_DIRECTIONS:_ Read the records below. Copy each line where the string "работникам" occurs.

_DATA SECTION:_
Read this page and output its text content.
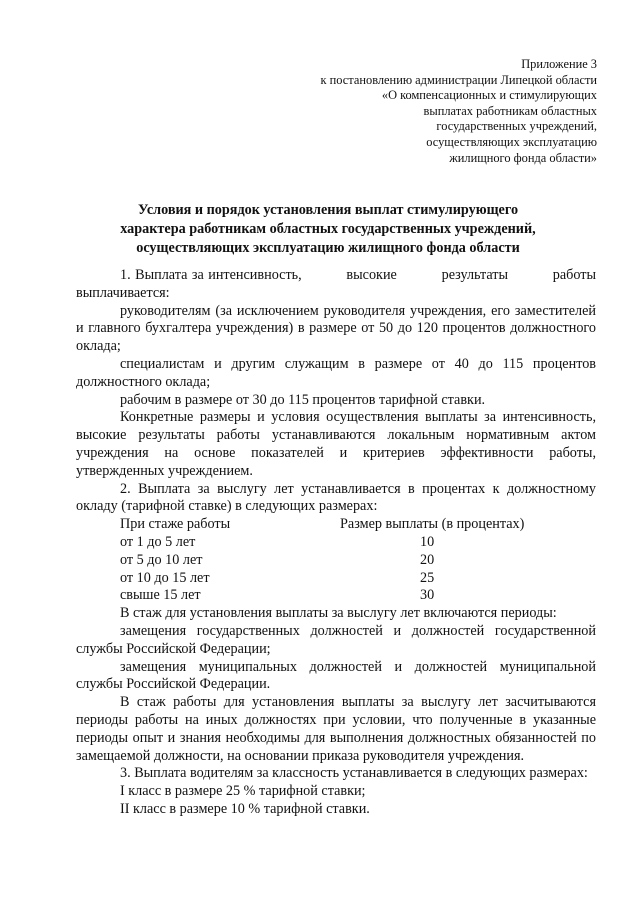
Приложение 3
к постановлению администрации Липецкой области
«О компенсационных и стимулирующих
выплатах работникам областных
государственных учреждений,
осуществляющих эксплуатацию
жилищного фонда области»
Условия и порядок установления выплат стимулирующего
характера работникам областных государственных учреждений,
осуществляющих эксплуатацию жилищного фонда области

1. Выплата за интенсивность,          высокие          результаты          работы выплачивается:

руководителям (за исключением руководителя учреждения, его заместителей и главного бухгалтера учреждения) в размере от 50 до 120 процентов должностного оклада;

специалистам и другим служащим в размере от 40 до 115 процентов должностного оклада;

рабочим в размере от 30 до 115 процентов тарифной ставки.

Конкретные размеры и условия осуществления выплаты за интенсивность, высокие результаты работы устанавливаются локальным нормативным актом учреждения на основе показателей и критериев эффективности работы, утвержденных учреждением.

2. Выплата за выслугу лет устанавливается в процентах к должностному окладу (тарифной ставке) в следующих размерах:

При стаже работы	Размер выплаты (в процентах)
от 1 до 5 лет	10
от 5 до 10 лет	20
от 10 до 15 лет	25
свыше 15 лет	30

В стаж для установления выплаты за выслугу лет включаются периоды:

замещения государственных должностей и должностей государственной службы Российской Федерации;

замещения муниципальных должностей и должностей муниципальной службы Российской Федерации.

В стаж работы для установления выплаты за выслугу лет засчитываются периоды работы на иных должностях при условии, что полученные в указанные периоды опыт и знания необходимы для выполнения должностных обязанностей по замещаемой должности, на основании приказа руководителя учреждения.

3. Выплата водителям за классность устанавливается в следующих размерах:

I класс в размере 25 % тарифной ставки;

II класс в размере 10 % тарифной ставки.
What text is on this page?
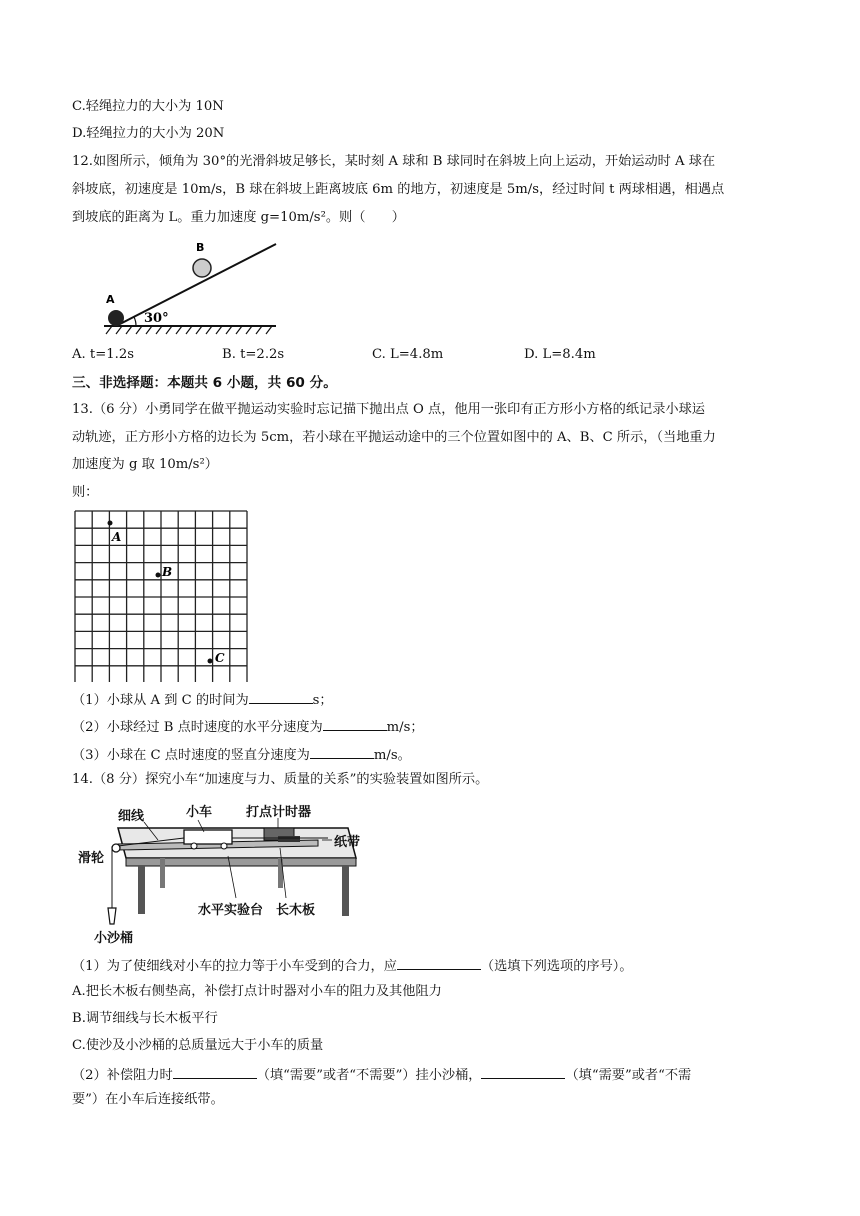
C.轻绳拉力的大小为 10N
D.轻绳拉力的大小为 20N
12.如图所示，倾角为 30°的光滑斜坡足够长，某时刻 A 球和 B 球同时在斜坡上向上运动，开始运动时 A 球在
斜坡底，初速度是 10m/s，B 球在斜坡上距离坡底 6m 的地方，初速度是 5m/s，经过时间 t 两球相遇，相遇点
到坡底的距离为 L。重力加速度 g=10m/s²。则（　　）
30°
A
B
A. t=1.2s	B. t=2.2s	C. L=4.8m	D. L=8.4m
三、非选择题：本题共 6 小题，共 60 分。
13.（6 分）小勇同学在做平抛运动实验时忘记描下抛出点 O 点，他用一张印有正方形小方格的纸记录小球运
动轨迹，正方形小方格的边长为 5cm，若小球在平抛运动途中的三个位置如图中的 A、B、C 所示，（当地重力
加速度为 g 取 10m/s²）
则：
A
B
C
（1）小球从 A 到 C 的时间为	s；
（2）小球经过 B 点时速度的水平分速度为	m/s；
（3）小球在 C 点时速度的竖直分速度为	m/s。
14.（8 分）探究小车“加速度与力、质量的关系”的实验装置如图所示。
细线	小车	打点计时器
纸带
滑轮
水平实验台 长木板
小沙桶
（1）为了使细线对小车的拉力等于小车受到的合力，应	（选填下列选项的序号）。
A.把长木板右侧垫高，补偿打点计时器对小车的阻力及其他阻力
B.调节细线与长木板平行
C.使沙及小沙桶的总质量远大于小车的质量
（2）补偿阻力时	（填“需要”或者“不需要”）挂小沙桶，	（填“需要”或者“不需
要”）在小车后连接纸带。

_TASK SOLUTION:_
выплатах работникам областных
характера работникам областных государственных учреждений,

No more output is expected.